[Data entries for graphics]
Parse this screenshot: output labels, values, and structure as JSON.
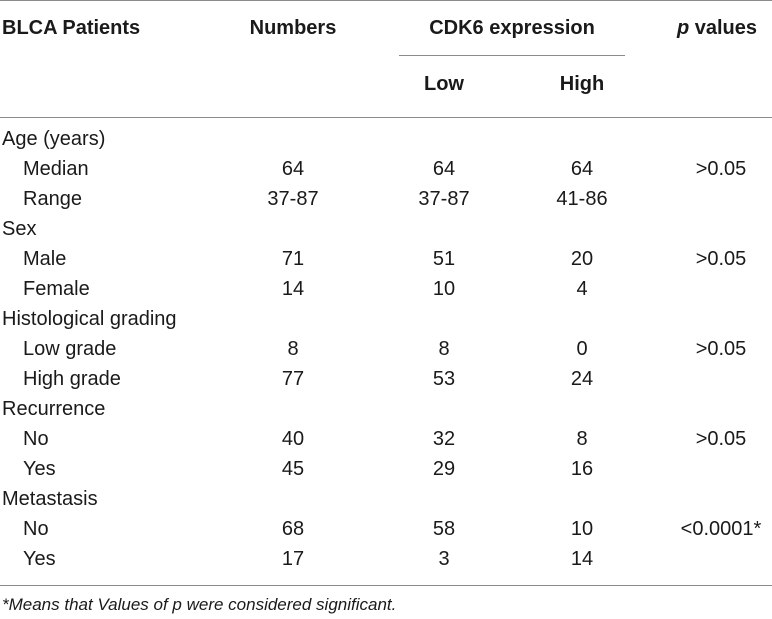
{
  "header": {
    "patients": "BLCA Patients",
    "numbers": "Numbers",
    "cdk6": "CDK6 expression",
    "p_italic": "p",
    "p_rest": " values",
    "low": "Low",
    "high": "High"
  },
  "rows": [
    {
      "label": "Age (years)",
      "numbers": "",
      "low": "",
      "high": "",
      "p": ""
    },
    {
      "label": "Median",
      "numbers": "64",
      "low": "64",
      "high": "64",
      "p": ">0.05"
    },
    {
      "label": "Range",
      "numbers": "37-87",
      "low": "37-87",
      "high": "41-86",
      "p": ""
    },
    {
      "label": "Sex",
      "numbers": "",
      "low": "",
      "high": "",
      "p": ""
    },
    {
      "label": "Male",
      "numbers": "71",
      "low": "51",
      "high": "20",
      "p": ">0.05"
    },
    {
      "label": "Female",
      "numbers": "14",
      "low": "10",
      "high": "4",
      "p": ""
    },
    {
      "label": "Histological grading",
      "numbers": "",
      "low": "",
      "high": "",
      "p": ""
    },
    {
      "label": "Low grade",
      "numbers": "8",
      "low": "8",
      "high": "0",
      "p": ">0.05"
    },
    {
      "label": "High grade",
      "numbers": "77",
      "low": "53",
      "high": "24",
      "p": ""
    },
    {
      "label": "Recurrence",
      "numbers": "",
      "low": "",
      "high": "",
      "p": ""
    },
    {
      "label": "No",
      "numbers": "40",
      "low": "32",
      "high": "8",
      "p": ">0.05"
    },
    {
      "label": "Yes",
      "numbers": "45",
      "low": "29",
      "high": "16",
      "p": ""
    },
    {
      "label": "Metastasis",
      "numbers": "",
      "low": "",
      "high": "",
      "p": ""
    },
    {
      "label": "No",
      "numbers": "68",
      "low": "58",
      "high": "10",
      "p": "<0.0001*"
    },
    {
      "label": "Yes",
      "numbers": "17",
      "low": "3",
      "high": "14",
      "p": ""
    }
  ],
  "footnote": "*Means that Values of p were considered significant."
}
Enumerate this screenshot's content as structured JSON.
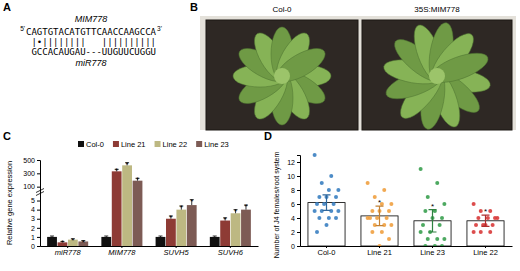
{
  "panel_labels": [
    "A",
    "B",
    "C",
    "D"
  ],
  "panel_a": {
    "title": "MIM778",
    "top_5": "5'",
    "top_strand": "CAGTGTACATGTTCAACCAAGCCA",
    "top_3": "3'",
    "pairing": "|•||||||||   ||||||||||",
    "bottom_strand": "GCCACAUGAU---UUGUUCUGGU",
    "bottom_label": "miR778"
  },
  "panel_b": {
    "labels": [
      "Col-0",
      "35S:MIM778"
    ]
  },
  "chart_data": [
    {
      "type": "bar",
      "categories": [
        "miR778",
        "MIM778",
        "SUVH5",
        "SUVH6"
      ],
      "y_label": "Relative gene expression",
      "ylim": [
        0,
        500
      ],
      "ybreak": [
        5.5,
        50
      ],
      "yticks": [
        0,
        1,
        2,
        3,
        4,
        5,
        100,
        300,
        500
      ],
      "legend": "top",
      "series": [
        {
          "name": "Col-0",
          "color": "#111111",
          "values": [
            1,
            1,
            1,
            1
          ],
          "errors": [
            0.1,
            0.1,
            0.1,
            0.1
          ]
        },
        {
          "name": "Line 21",
          "color": "#8e3b35",
          "values": [
            0.4,
            330,
            3.0,
            2.8
          ],
          "errors": [
            0.1,
            30,
            0.3,
            0.3
          ],
          "annotations": [
            "*",
            "*",
            "*",
            "*"
          ]
        },
        {
          "name": "Line 22",
          "color": "#bdb882",
          "values": [
            0.7,
            420,
            4.0,
            3.6
          ],
          "errors": [
            0.1,
            40,
            0.4,
            0.4
          ],
          "annotations": [
            "*",
            "*",
            "*",
            "*"
          ]
        },
        {
          "name": "Line 23",
          "color": "#7d5b55",
          "values": [
            0.5,
            190,
            4.5,
            4.0
          ],
          "errors": [
            0.1,
            35,
            0.6,
            0.5
          ],
          "annotations": [
            "*",
            "*",
            "*",
            "*"
          ]
        }
      ]
    },
    {
      "type": "bar",
      "categories": [
        "Col-0",
        "Line 21",
        "Line 23",
        "Line 22"
      ],
      "y_label": "Number of J4 females/root system",
      "ylim": [
        0,
        13
      ],
      "yticks": [
        0,
        2,
        4,
        6,
        8,
        10,
        12
      ],
      "values": [
        6.2,
        4.3,
        3.6,
        3.6
      ],
      "errors": [
        1.1,
        1.4,
        1.6,
        0.8
      ],
      "annotations": [
        null,
        "*",
        "*",
        "*"
      ],
      "colors": [
        "#3a7fc1",
        "#f0a040",
        "#3aa050",
        "#d83a3a"
      ],
      "points": [
        [
          13,
          10,
          9,
          8,
          8,
          7,
          7,
          7,
          6,
          6,
          6,
          5,
          5,
          5,
          5,
          4,
          4,
          4,
          3,
          2
        ],
        [
          9,
          8,
          7,
          6,
          6,
          5,
          5,
          5,
          4,
          4,
          4,
          4,
          3,
          3,
          3,
          2,
          2,
          1,
          0
        ],
        [
          11,
          9,
          7,
          6,
          5,
          5,
          4,
          4,
          3,
          3,
          2,
          2,
          1,
          1,
          1,
          0,
          0,
          0
        ],
        [
          6,
          5,
          5,
          4,
          4,
          4,
          4,
          3,
          3,
          3,
          3,
          2,
          2,
          2
        ]
      ]
    }
  ]
}
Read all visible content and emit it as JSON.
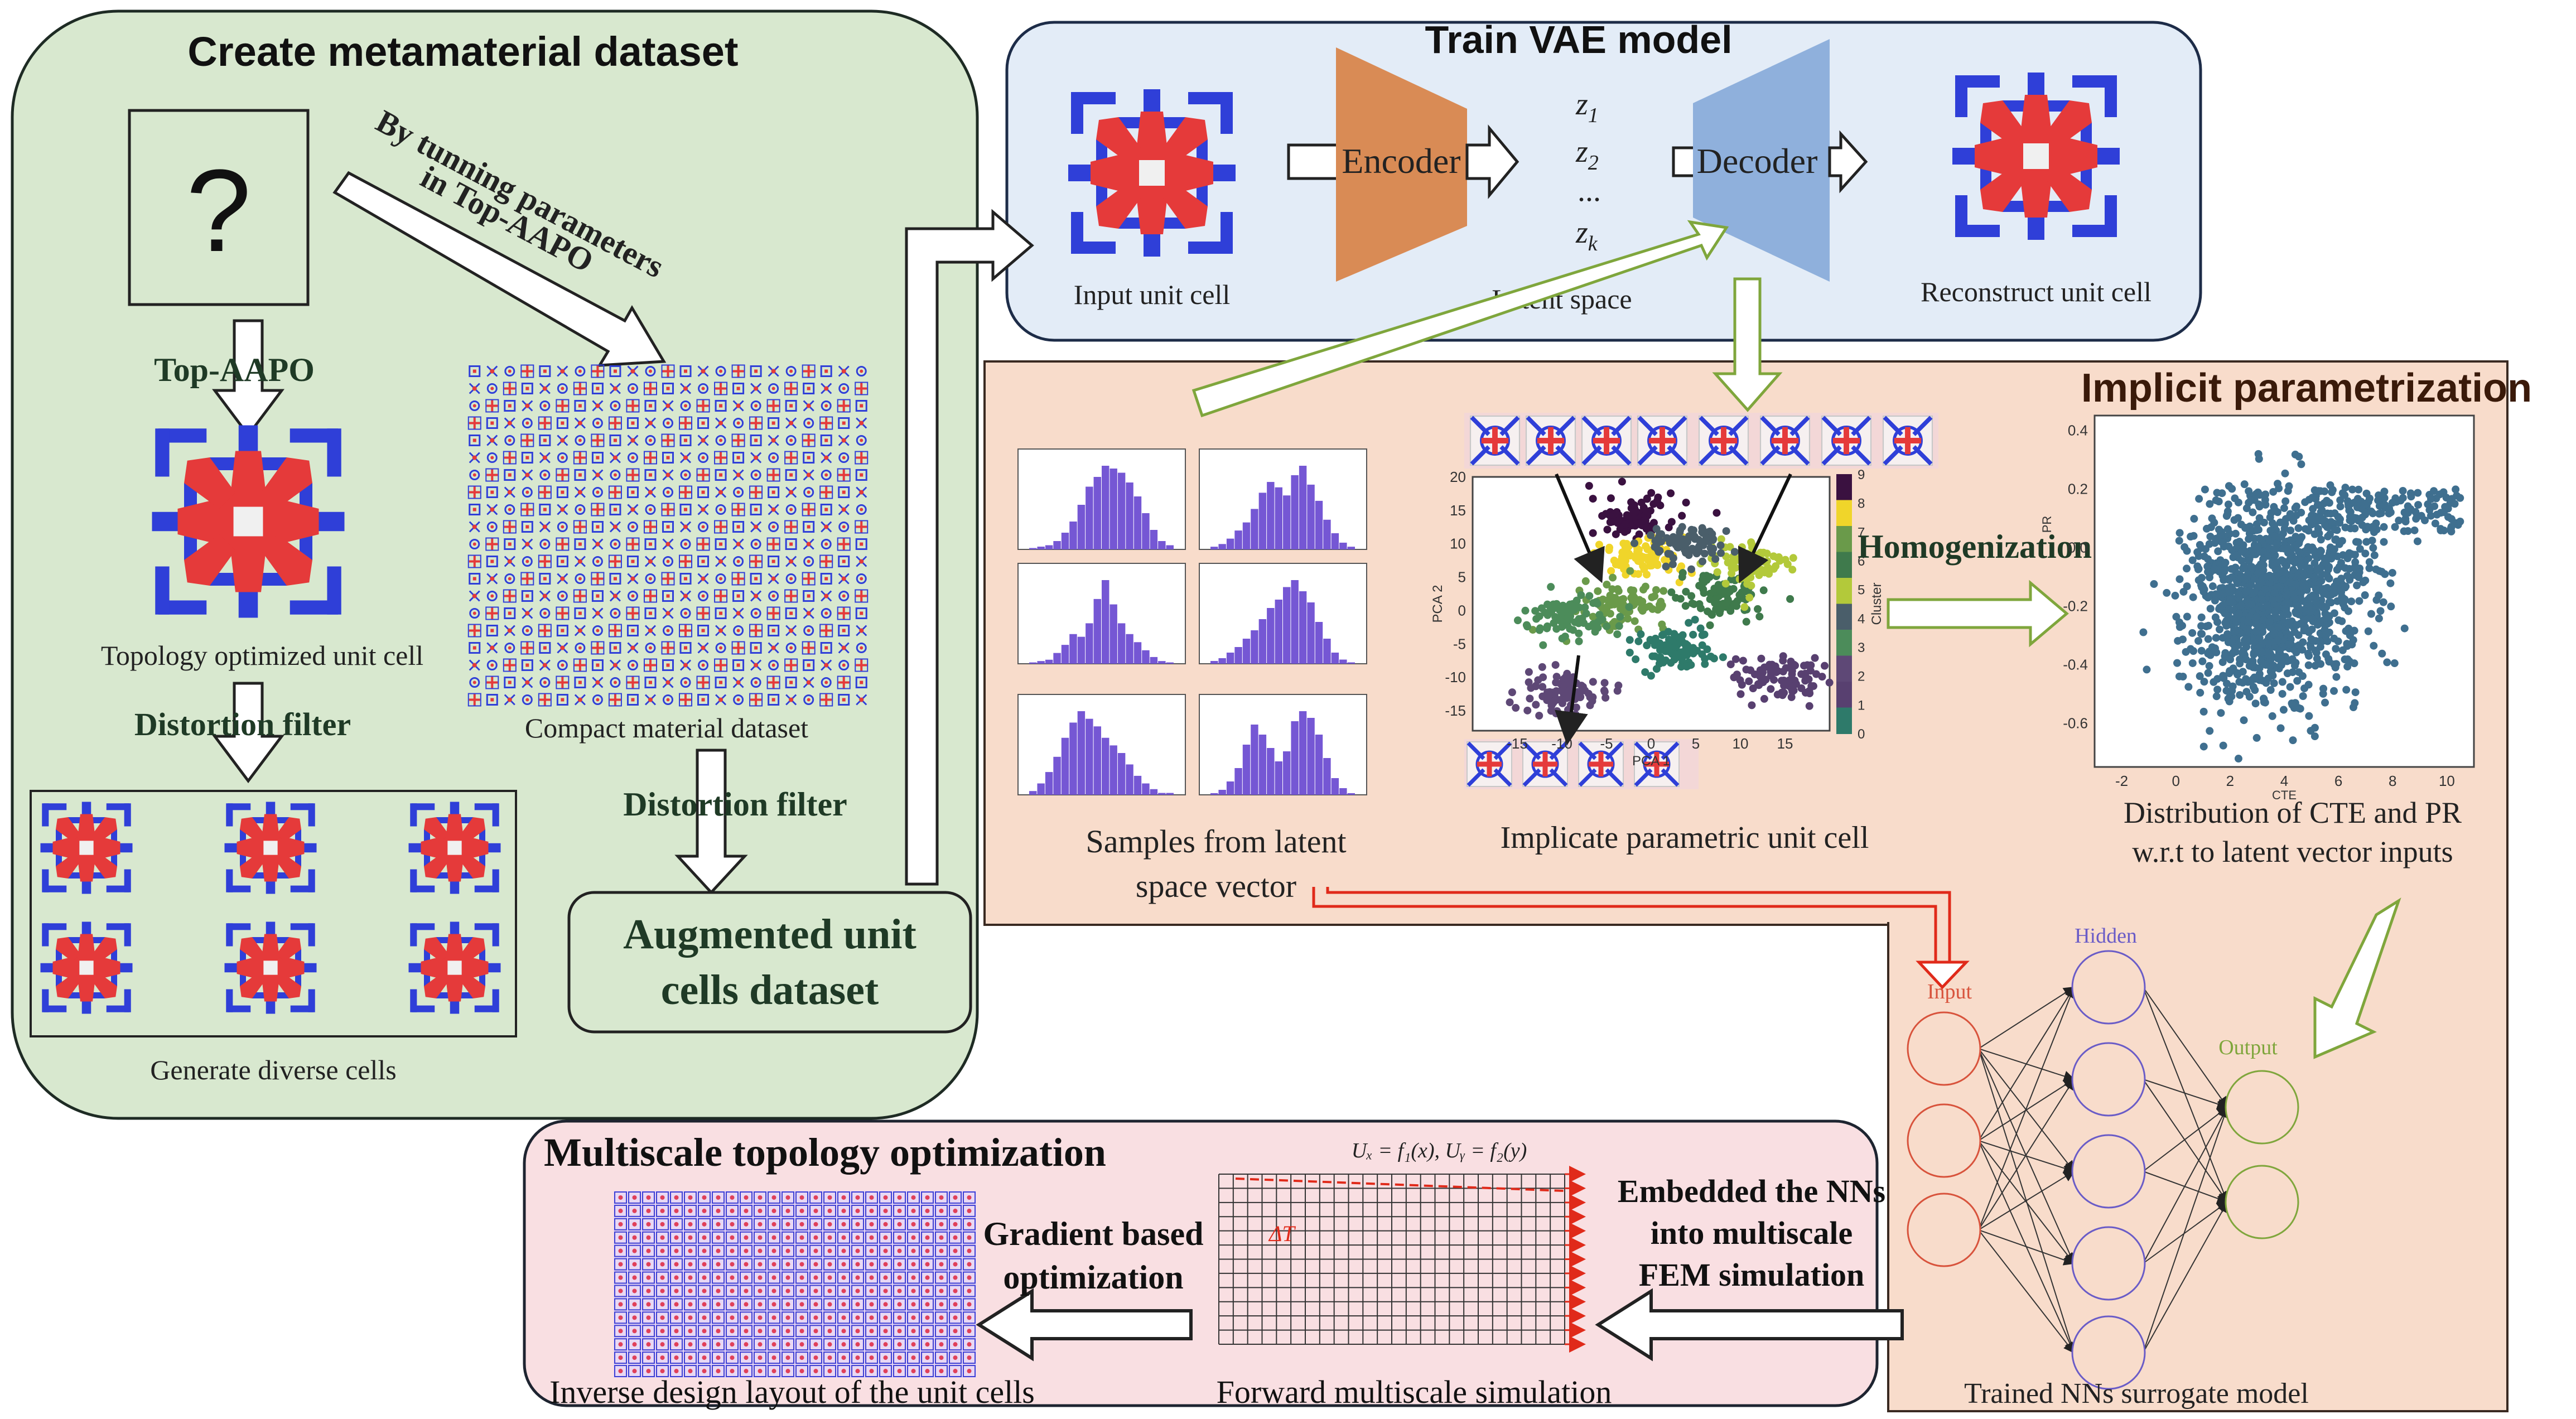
{
  "panels": {
    "create": {
      "title": "Create metamaterial dataset",
      "question": "?",
      "tuning_line1": "By tunning parameters",
      "tuning_line2": "in Top-AAPO",
      "top_aapo": "Top-AAPO",
      "topo_caption": "Topology optimized unit cell",
      "distortion1": "Distortion filter",
      "compact_caption": "Compact material dataset",
      "distortion2": "Distortion filter",
      "diverse_caption": "Generate diverse cells",
      "augmented_line1": "Augmented unit",
      "augmented_line2": "cells dataset"
    },
    "vae": {
      "title": "Train VAE model",
      "input_caption": "Input unit cell",
      "encoder": "Encoder",
      "decoder": "Decoder",
      "latent_caption": "Latent space",
      "z1": "z",
      "z1_sub": "1",
      "z2": "z",
      "z2_sub": "2",
      "dots": "...",
      "zk": "z",
      "zk_sub": "k",
      "recon_caption": "Reconstruct unit cell"
    },
    "implicit": {
      "title": "Implicit parametrization",
      "samples_line1": "Samples from latent",
      "samples_line2": "space vector",
      "parametric_caption": "Implicate parametric unit cell",
      "homogenization": "Homogenization",
      "dist_line1": "Distribution of CTE and PR",
      "dist_line2": "w.r.t to latent vector inputs",
      "pca": {
        "xlabel": "PCA 1",
        "ylabel": "PCA 2",
        "xticks": [
          "-15",
          "-10",
          "-5",
          "0",
          "5",
          "10",
          "15"
        ],
        "yticks": [
          "20",
          "15",
          "10",
          "5",
          "0",
          "-5",
          "-10",
          "-15"
        ],
        "cbar_label": "Cluster",
        "cbar_ticks": [
          "9",
          "8",
          "7",
          "6",
          "5",
          "4",
          "3",
          "2",
          "1",
          "0"
        ]
      },
      "scatter": {
        "xlabel": "CTE",
        "ylabel": "PR",
        "xticks": [
          "-2",
          "0",
          "2",
          "4",
          "6",
          "8",
          "10"
        ],
        "yticks": [
          "0.4",
          "0.2",
          "0.0",
          "-0.2",
          "-0.4",
          "-0.6"
        ]
      }
    },
    "nn": {
      "input_label": "Input",
      "hidden_label": "Hidden",
      "output_label": "Output",
      "caption": "Trained NNs surrogate model"
    },
    "multiscale": {
      "title": "Multiscale topology optimization",
      "gradient_line1": "Gradient based",
      "gradient_line2": "optimization",
      "embedded_line1": "Embedded the NNs",
      "embedded_line2": "into multiscale",
      "embedded_line3": "FEM simulation",
      "equation": "Uₓ = f₁(x), Uᵧ = f₂(y)",
      "delta_t": "ΔT",
      "inverse_caption": "Inverse design layout of the unit cells",
      "forward_caption": "Forward multiscale simulation"
    }
  },
  "colors": {
    "green_panel": "#d8e8cf",
    "blue_panel": "#e3ecf7",
    "orange_panel": "#f8dccb",
    "pink_panel": "#f9dfe2",
    "unit_red": "#e53a3a",
    "unit_blue": "#2f3fd8",
    "encoder": "#d98b55",
    "decoder": "#8fb0dc",
    "hist": "#7557d4",
    "scatter": "#3f6f8f",
    "nn_red": "#d8533c",
    "nn_blue": "#6a5cc7",
    "nn_green": "#7fa63c",
    "arrow_green": "#7fa63c",
    "arrow_red": "#e02a1a"
  },
  "chart_data": [
    {
      "type": "bar",
      "title": "",
      "note": "six small histograms of latent samples (2x3 grid)",
      "series": [
        {
          "values": [
            1,
            2,
            3,
            6,
            12,
            20,
            32,
            45,
            52,
            60,
            58,
            55,
            48,
            38,
            26,
            14,
            6,
            3
          ]
        },
        {
          "values": [
            2,
            4,
            8,
            14,
            20,
            30,
            42,
            50,
            46,
            40,
            55,
            62,
            48,
            36,
            22,
            12,
            5,
            2
          ]
        },
        {
          "values": [
            1,
            2,
            3,
            8,
            14,
            22,
            20,
            30,
            48,
            62,
            44,
            30,
            22,
            16,
            10,
            5,
            2,
            1
          ]
        },
        {
          "values": [
            2,
            4,
            8,
            12,
            18,
            24,
            32,
            40,
            46,
            55,
            60,
            52,
            44,
            30,
            18,
            8,
            3,
            1
          ]
        },
        {
          "values": [
            2,
            6,
            12,
            20,
            30,
            38,
            44,
            40,
            36,
            30,
            26,
            22,
            16,
            10,
            6,
            3,
            1,
            1
          ]
        },
        {
          "values": [
            1,
            3,
            8,
            16,
            30,
            42,
            36,
            28,
            20,
            26,
            44,
            50,
            46,
            36,
            22,
            10,
            4,
            1
          ]
        }
      ]
    },
    {
      "type": "scatter",
      "title": "",
      "xlabel": "PCA 1",
      "ylabel": "PCA 2",
      "xlim": [
        -20,
        20
      ],
      "ylim": [
        -18,
        20
      ],
      "series": [
        {
          "cluster": 9,
          "center": [
            -2,
            14
          ],
          "color": "#3a1140"
        },
        {
          "cluster": 8,
          "center": [
            -1,
            8
          ],
          "color": "#f0d52a"
        },
        {
          "cluster": 7,
          "center": [
            -3,
            1
          ],
          "color": "#6a9a4a"
        },
        {
          "cluster": 6,
          "center": [
            8,
            2
          ],
          "color": "#3f7a4c"
        },
        {
          "cluster": 5,
          "center": [
            11,
            7
          ],
          "color": "#b3c93a"
        },
        {
          "cluster": 4,
          "center": [
            4,
            10
          ],
          "color": "#4a5e6a"
        },
        {
          "cluster": 3,
          "center": [
            -9,
            -1
          ],
          "color": "#4c8c5a"
        },
        {
          "cluster": 2,
          "center": [
            -10,
            -12
          ],
          "color": "#5e4876"
        },
        {
          "cluster": 1,
          "center": [
            14,
            -10
          ],
          "color": "#584070"
        },
        {
          "cluster": 0,
          "center": [
            3,
            -6
          ],
          "color": "#2e7a6a"
        }
      ]
    },
    {
      "type": "scatter",
      "title": "",
      "xlabel": "CTE",
      "ylabel": "PR",
      "xlim": [
        -3,
        11
      ],
      "ylim": [
        -0.75,
        0.45
      ]
    }
  ]
}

### Task item
If a line in the entries includes the word "Distortion", copy that line out.

### Result of the task
      "distortion1": "Distortion filter",
      "distortion2": "Distortion filter",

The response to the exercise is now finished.